Given problem:
Using the listing below, copy every line that mentions "孙公讲台".

(Extracted data entries)
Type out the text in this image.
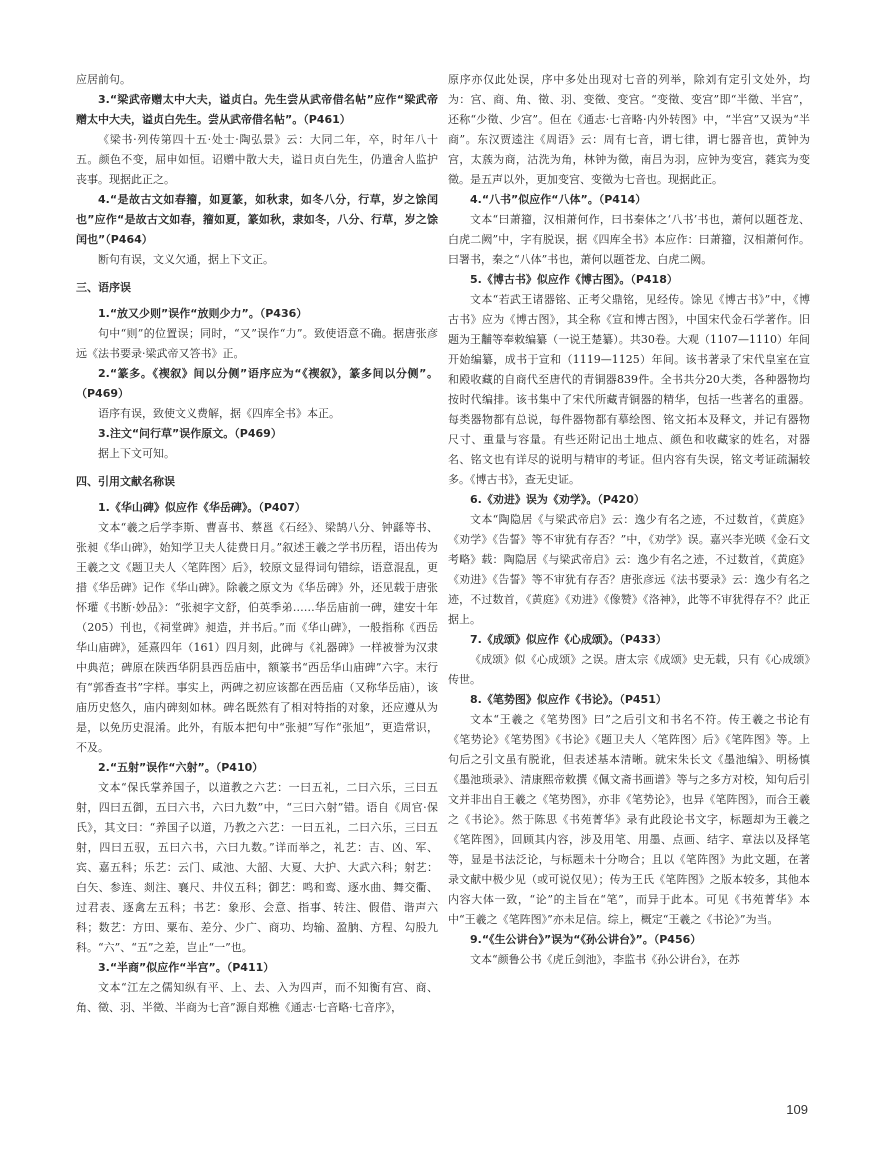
应居前句。

3.“梁武帝赠太中大夫，谥贞白。先生尝从武帝借名帖”应作“梁武帝赠太中大夫，谥贞白先生。尝从武帝借名帖”。（P461）

《梁书·列传第四十五·处士·陶弘景》云：大同二年，卒，时年八十五。颜色不变，屈申如恒。诏赠中散大夫，谥日贞白先生，仍遣舍人监护丧事。现据此正之。

4.“是故古文如春籀，如夏篆，如秋隶，如冬八分，行草，岁之馀闰也”应作“是故古文如春，籀如夏，篆如秋，隶如冬，八分、行草，岁之馀闰也”（P464）

断句有误，文义欠通，据上下文正。

三、语序误

1.“放又少则”误作“放则少力”。（P436）

句中“则”的位置误；同时，“又”误作“力”。致使语意不确。据唐张彦远《法书要录·梁武帝又答书》正。

2.“篆多。《禊叙》间以分侧”语序应为“《禊叙》，篆多间以分侧”。（P469）

语序有误，致使文义费解，据《四库全书》本正。

3.注文“问行草”误作原文。（P469）

据上下文可知。

四、引用文献名称误

1.《华山碑》似应作《华岳碑》。（P407）

文本“羲之后学李斯、曹喜书、蔡邕《石经》、梁鹄八分、钟繇等书、张昶《华山碑》，始知学卫夫人徒费日月。”叙述王羲之学书历程，语出传为王羲之文《题卫夫人〈笔阵图〉后》，较原文显得词句错综，语意混乱，更措《华岳碑》记作《华山碑》。除羲之原文为《华岳碑》外，还见载于唐张怀瓘《书断·妙品》：“张昶字文舒，伯英季弟……华岳庙前一碑，建安十年（205）刊也，《祠堂碑》昶造，并书后。”而《华山碑》，一般指称《西岳华山庙碑》，延熹四年（161）四月刻，此碑与《礼器碑》一样被誉为汉隶中典范；碑原在陕西华阴县西岳庙中，额篆书“西岳华山庙碑”六字。末行有“郭香查书”字样。事实上，两碑之初应该都在西岳庙（又称华岳庙），该庙历史悠久，庙内碑刻如林。碑名既然有了相对特指的对象，还应遵从为是，以免历史混淆。此外，有版本把句中“张昶”写作“张旭”，更造常识，不及。

2.“五射”误作“六射”。（P410）

文本“保氏掌养国子，以道教之六艺：一曰五礼，二曰六乐，三曰五射，四曰五御，五曰六书，六曰九数”中，“三曰六射”错。语自《周官·保氏》，其文曰：“养国子以道，乃教之六艺：一曰五礼，二曰六乐，三曰五射，四曰五驭，五曰六书，六曰九数。”详而举之，礼艺：吉、凶、军、宾、嘉五科；乐艺：云门、咸池、大韶、大夏、大护、大武六科；射艺：白矢、参连、剡注、襄尺、井仪五科；御艺：鸣和鸾、逐水曲、舞交衢、过君表、逐禽左五科；书艺：象形、会意、指事、转注、假借、谐声六科；数艺：方田、粟布、差分、少广、商功、均输、盈朒、方程、勾股九科。“六”、“五”之差，岂止“一”也。

3.“半商”似应作“半宫”。（P411）

文本“江左之儒知纵有平、上、去、入为四声，而不知衡有宫、商、角、徵、羽、半徵、半商为七音”源自郑樵《通志·七音略·七音序》，

原序亦仅此处误，序中多处出现对七音的列举，除刘有定引文处外，均为：宫、商、角、徵、羽、变徵、变宫。“变徵、变宫”即“半徵、半宫”，还称“少徵、少宫”。但在《通志·七音略·内外转图》中，“半宫”又误为“半商”。东汉贾逵注《周语》云：周有七音，谓七律，谓七器音也，黄钟为宫，太蔟为商，沽洗为角，林钟为徵，南吕为羽，应钟为变宫，蕤宾为变徵。是五声以外，更加变宫、变徵为七音也。现据此正。

4.“八书”似应作“八体”。（P414）

文本“曰萧籀，汉相萧何作，曰书秦体之‘八书’书也，萧何以题苍龙、白虎二阙”中，字有脱误，据《四库全书》本应作：曰萧籀，汉相萧何作。曰署书，秦之“八体”书也，萧何以题苍龙、白虎二阙。

5.《博古书》似应作《博古图》。（P418）

文本“若武王诸器铭、正考父鼎铭，见经传。馀见《博古书》”中，《博古书》应为《博古图》，其全称《宣和博古图》，中国宋代金石学著作。旧题为王黼等奉敕编纂（一说王楚纂）。共30卷。大观（1107—1110）年间开始编纂，成书于宣和（1119—1125）年间。该书著录了宋代皇室在宣和殿收藏的自商代至唐代的青铜器839件。全书共分20大类，各种器物均按时代编排。该书集中了宋代所藏青铜器的精华，包括一些著名的重器。每类器物都有总说，每件器物都有摹绘图、铭文拓本及释文，并记有器物尺寸、重量与容量。有些还附记出土地点、颜色和收藏家的姓名，对器名、铭文也有详尽的说明与精审的考证。但内容有失误，铭文考证疏漏较多。《博古书》，查无史证。

6.《劝进》误为《劝学》。（P420）

文本“陶隐居《与梁武帝启》云：逸少有名之迹，不过数首，《黄庭》《劝学》《告誓》等不审犹有存否？”中，《劝学》误。嘉兴李光暎《金石文考略》载：陶隐居《与梁武帝启》云：逸少有名之迹，不过数首，《黄庭》《劝进》《告誓》等不审犹有存否？唐张彦远《法书要录》云：逸少有名之迹，不过数首，《黄庭》《劝进》《像赞》《洛神》，此等不审犹得存不？此正据上。

7.《成颂》似应作《心成颂》。（P433）

《成颂》似《心成颂》之误。唐太宗《成颂》史无载，只有《心成颂》传世。

8.《笔势图》似应作《书论》。（P451）

文本“王羲之《笔势图》曰”之后引文和书名不符。传王羲之书论有《笔势论》《笔势图》《书论》《题卫夫人〈笔阵图〉后》《笔阵图》等。上句后之引文虽有脱讹，但表述基本清晰。就宋朱长文《墨池编》、明杨慎《墨池琐录》、清康熙帝敕撰《佩文斋书画谱》等与之多方对校，知句后引文并非出自王羲之《笔势图》，亦非《笔势论》，也异《笔阵图》，而合王羲之《书论》。然于陈思《书苑菁华》录有此段论书文字，标题却为王羲之《笔阵图》，回顾其内容，涉及用笔、用墨、点画、结字、章法以及择笔等，显是书法泛论，与标题未十分吻合；且以《笔阵图》为此文题，在著录文献中极少见（或可说仅见）；传为王氏《笔阵图》之版本较多，其他本内容大体一致，“论”的主旨在“笔”，而异于此本。可见《书苑菁华》本中“王羲之《笔阵图》”亦未足信。综上，概定“王羲之《书论》”为当。

9.“《生公讲台》”误为“《孙公讲台》”。（P456）

文本“颜鲁公书《虎丘剑池》，李监书《孙公讲台》，在苏

109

Output for this exercise:
9.“《生公讲台》”误为“《孙公讲台》”。（P456）
文本“颜鲁公书《虎丘剑池》，李监书《孙公讲台》，在苏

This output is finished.